▶ _Problem_
Take each line containing the word "AMIP" and copy it.

▶ _A run of records_
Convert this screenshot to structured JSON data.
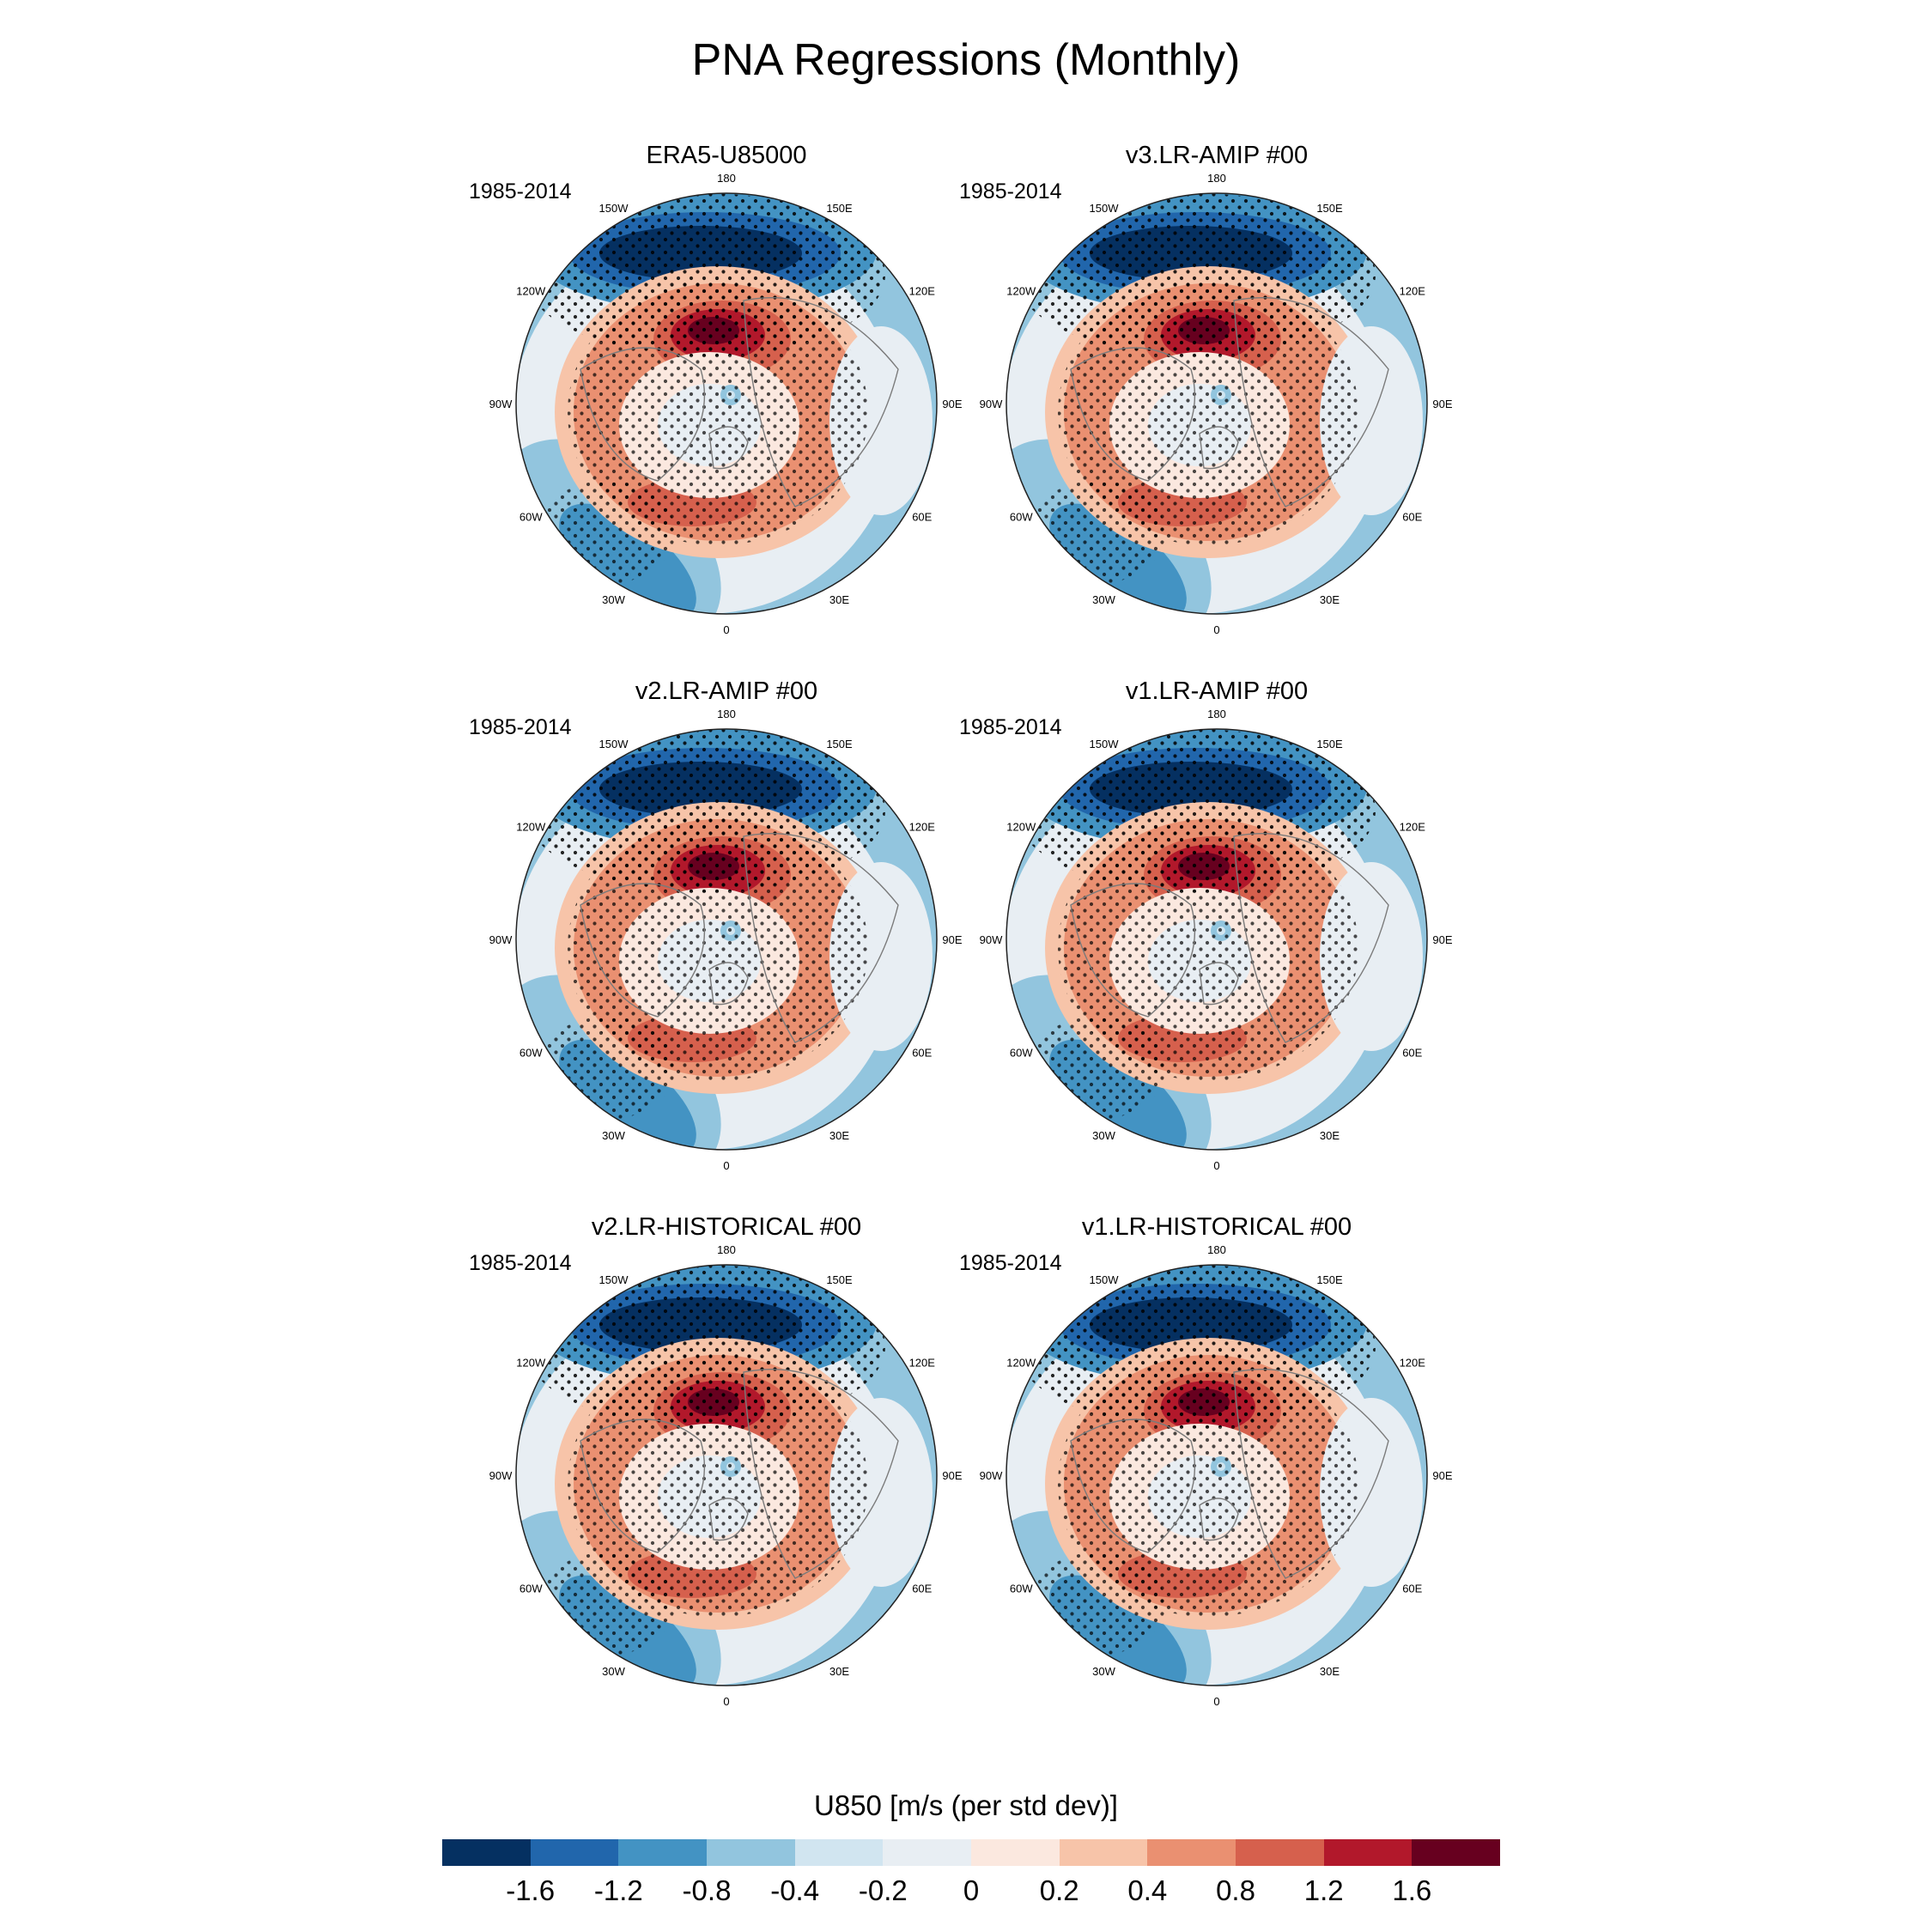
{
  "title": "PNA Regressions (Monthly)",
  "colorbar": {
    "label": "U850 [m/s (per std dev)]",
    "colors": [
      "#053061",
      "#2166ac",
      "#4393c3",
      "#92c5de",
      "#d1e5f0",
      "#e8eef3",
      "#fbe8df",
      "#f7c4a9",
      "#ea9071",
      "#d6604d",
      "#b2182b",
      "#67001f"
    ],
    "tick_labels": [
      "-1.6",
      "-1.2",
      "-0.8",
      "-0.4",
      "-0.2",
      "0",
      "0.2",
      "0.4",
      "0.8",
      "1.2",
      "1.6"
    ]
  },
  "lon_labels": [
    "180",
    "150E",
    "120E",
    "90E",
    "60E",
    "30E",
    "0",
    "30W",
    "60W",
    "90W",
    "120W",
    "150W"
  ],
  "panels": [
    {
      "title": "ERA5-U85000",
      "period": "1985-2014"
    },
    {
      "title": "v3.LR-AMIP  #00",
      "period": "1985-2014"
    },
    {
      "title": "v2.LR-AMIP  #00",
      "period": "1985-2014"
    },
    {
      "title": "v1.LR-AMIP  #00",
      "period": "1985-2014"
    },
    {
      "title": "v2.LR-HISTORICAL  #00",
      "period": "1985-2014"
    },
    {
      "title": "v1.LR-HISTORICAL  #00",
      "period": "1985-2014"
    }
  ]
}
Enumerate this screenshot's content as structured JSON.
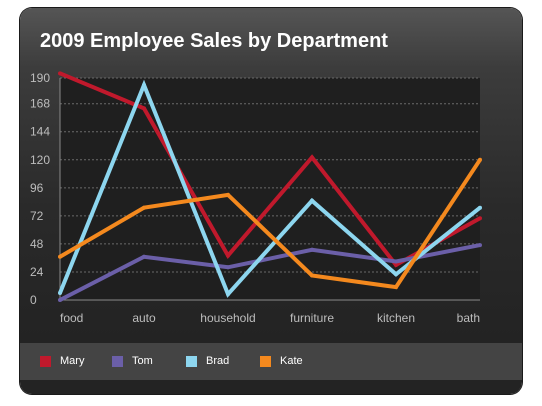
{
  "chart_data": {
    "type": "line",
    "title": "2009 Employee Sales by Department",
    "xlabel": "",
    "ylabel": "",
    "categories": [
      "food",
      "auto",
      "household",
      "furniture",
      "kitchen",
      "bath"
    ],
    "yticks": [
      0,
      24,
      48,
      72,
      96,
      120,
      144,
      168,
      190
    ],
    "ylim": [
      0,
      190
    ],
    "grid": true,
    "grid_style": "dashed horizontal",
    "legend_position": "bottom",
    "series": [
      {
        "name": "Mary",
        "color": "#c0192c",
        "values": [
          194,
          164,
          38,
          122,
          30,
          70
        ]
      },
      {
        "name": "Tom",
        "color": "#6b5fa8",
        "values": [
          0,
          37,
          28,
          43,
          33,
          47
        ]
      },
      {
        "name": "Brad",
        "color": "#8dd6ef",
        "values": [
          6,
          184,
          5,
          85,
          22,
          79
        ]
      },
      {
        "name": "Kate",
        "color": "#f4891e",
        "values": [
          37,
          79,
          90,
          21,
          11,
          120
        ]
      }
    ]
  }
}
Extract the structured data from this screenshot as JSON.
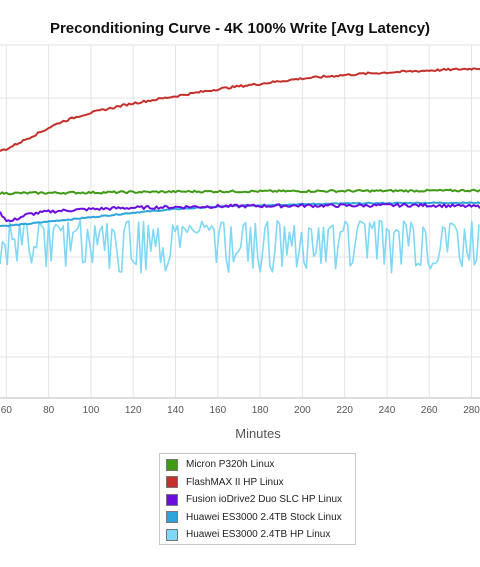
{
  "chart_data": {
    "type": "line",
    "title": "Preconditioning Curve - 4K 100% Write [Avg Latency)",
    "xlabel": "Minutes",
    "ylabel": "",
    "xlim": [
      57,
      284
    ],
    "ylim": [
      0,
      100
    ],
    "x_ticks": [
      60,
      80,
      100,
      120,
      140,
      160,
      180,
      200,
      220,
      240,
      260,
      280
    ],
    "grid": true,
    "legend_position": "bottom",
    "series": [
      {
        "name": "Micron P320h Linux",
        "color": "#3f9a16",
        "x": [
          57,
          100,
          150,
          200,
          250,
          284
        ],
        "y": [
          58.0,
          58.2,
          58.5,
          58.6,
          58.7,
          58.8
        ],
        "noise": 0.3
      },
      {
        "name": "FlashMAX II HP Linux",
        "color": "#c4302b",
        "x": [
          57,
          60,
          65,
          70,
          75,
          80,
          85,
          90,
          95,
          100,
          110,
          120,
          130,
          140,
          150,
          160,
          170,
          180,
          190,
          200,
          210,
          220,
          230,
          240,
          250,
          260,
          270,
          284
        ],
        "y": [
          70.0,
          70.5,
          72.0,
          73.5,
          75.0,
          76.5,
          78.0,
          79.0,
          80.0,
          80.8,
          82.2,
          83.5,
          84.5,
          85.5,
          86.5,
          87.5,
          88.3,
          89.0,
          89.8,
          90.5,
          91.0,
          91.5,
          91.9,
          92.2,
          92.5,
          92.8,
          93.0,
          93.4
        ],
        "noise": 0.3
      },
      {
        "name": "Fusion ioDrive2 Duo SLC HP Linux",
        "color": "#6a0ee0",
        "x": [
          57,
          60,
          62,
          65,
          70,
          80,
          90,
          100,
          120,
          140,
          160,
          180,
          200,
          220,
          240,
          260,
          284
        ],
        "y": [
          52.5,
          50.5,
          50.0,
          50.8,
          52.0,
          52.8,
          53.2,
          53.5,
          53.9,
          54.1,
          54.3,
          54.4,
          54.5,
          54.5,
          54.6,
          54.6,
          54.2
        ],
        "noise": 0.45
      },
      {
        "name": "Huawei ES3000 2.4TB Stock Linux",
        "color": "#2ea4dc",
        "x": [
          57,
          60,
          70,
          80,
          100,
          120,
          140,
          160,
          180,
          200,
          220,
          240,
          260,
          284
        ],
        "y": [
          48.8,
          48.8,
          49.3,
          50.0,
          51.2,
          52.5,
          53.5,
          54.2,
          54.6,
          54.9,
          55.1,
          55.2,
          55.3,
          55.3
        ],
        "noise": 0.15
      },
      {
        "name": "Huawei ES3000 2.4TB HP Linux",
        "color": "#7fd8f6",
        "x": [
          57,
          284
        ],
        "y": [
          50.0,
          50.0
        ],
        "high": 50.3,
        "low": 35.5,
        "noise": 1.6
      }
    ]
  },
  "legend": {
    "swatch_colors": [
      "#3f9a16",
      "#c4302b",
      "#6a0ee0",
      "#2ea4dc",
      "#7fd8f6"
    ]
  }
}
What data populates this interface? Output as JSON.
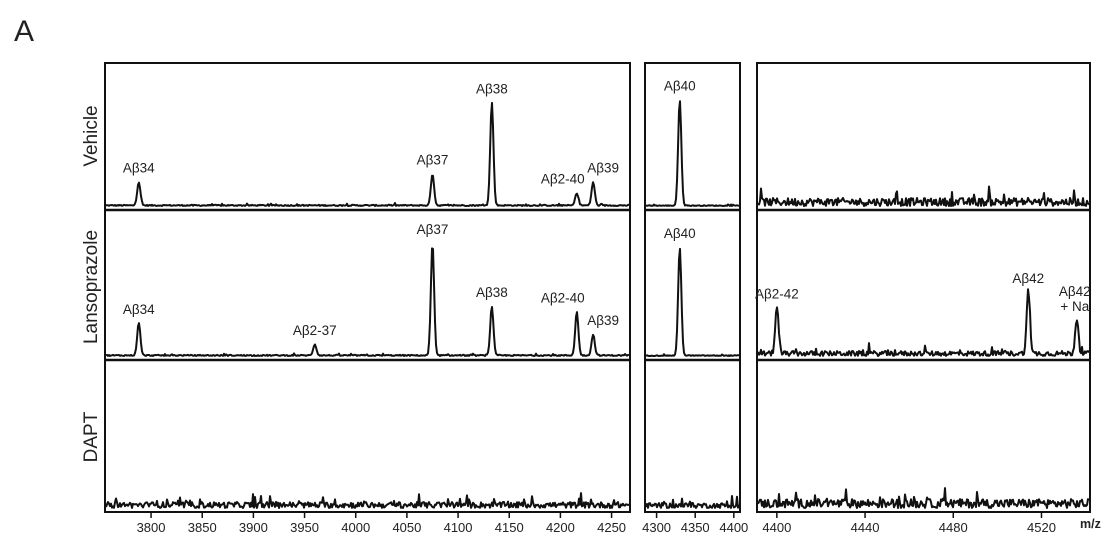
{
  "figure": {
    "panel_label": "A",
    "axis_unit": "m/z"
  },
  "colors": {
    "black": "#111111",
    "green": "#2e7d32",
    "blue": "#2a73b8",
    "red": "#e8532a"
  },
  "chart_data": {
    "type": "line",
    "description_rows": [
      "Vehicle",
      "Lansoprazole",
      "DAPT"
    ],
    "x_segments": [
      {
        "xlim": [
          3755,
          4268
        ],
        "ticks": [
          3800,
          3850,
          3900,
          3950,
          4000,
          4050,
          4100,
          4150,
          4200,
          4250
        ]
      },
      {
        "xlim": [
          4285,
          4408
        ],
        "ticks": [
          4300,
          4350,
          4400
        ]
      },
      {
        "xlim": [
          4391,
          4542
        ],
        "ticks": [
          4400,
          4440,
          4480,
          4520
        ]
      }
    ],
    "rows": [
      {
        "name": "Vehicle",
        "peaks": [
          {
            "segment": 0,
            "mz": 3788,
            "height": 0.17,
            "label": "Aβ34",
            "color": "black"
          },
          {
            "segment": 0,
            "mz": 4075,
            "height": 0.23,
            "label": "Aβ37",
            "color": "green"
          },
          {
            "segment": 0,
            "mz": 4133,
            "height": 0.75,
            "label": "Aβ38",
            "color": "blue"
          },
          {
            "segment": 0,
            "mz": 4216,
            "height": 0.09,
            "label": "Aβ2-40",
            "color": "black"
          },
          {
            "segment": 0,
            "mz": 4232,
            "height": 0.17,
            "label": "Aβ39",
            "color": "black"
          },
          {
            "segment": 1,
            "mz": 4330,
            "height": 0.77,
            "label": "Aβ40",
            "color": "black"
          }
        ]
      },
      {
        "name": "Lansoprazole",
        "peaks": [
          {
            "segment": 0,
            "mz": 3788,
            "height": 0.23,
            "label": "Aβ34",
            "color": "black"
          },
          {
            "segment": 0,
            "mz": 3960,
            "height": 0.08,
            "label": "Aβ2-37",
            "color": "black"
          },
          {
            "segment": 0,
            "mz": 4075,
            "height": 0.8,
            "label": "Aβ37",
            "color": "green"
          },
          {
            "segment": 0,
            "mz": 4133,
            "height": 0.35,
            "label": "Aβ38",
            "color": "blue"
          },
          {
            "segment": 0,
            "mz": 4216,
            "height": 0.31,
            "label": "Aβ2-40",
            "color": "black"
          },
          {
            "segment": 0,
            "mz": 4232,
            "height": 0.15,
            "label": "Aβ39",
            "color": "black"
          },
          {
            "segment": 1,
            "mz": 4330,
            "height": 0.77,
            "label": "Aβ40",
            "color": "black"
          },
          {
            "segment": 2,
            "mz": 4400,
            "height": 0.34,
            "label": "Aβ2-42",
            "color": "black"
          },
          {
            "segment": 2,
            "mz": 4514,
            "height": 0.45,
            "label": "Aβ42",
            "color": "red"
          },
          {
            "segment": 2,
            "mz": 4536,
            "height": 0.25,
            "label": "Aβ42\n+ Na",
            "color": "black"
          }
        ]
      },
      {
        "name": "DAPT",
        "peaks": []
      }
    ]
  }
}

▶ _Answer to the task_
      "title": "v3.LR-AMIP  #00",
      "title": "v2.LR-AMIP  #00",
      "title": "v1.LR-AMIP  #00",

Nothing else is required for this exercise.